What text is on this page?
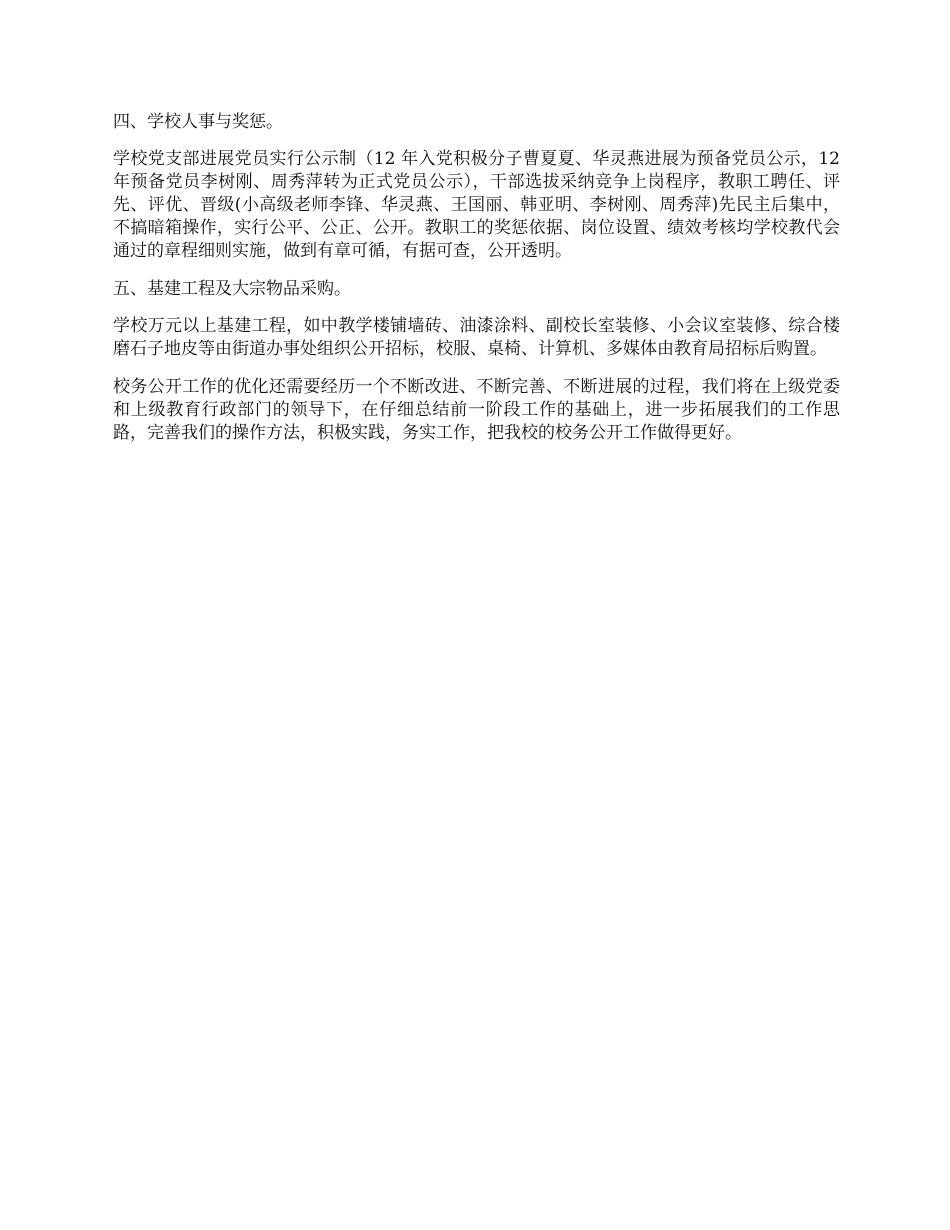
四、学校人事与奖惩。

学校党支部进展党员实行公示制（12 年入党积极分子曹夏夏、华灵燕进展为预备党员公示，12 年预备党员李树刚、周秀萍转为正式党员公示），干部选拔采纳竞争上岗程序，教职工聘任、评先、评优、晋级(小高级老师李锋、华灵燕、王国丽、韩亚明、李树刚、周秀萍)先民主后集中，不搞暗箱操作，实行公平、公正、公开。教职工的奖惩依据、岗位设置、绩效考核均学校教代会通过的章程细则实施，做到有章可循，有据可查，公开透明。

五、基建工程及大宗物品采购。

学校万元以上基建工程，如中教学楼铺墙砖、油漆涂料、副校长室装修、小会议室装修、综合楼磨石子地皮等由街道办事处组织公开招标，校服、桌椅、计算机、多媒体由教育局招标后购置。

校务公开工作的优化还需要经历一个不断改进、不断完善、不断进展的过程，我们将在上级党委和上级教育行政部门的领导下，在仔细总结前一阶段工作的基础上，进一步拓展我们的工作思路，完善我们的操作方法，积极实践，务实工作，把我校的校务公开工作做得更好。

* * * *

## THE REQUEST
Set down the lines of the records above exactly, apart from the pictures.

## FINISHED TASK
What text is on this page?
四、学校人事与奖惩。

学校党支部进展党员实行公示制（12 年入党积极分子曹夏夏、华灵燕进展为预备党员公示，12 年预备党员李树刚、周秀萍转为正式党员公示），干部选拔采纳竞争上岗程序，教职工聘任、评先、评优、晋级(小高级老师李锋、华灵燕、王国丽、韩亚明、李树刚、周秀萍)先民主后集中，不搞暗箱操作，实行公平、公正、公开。教职工的奖惩依据、岗位设置、绩效考核均学校教代会通过的章程细则实施，做到有章可循，有据可查，公开透明。

五、基建工程及大宗物品采购。

学校万元以上基建工程，如中教学楼铺墙砖、油漆涂料、副校长室装修、小会议室装修、综合楼磨石子地皮等由街道办事处组织公开招标，校服、桌椅、计算机、多媒体由教育局招标后购置。

校务公开工作的优化还需要经历一个不断改进、不断完善、不断进展的过程，我们将在上级党委和上级教育行政部门的领导下，在仔细总结前一阶段工作的基础上，进一步拓展我们的工作思路，完善我们的操作方法，积极实践，务实工作，把我校的校务公开工作做得更好。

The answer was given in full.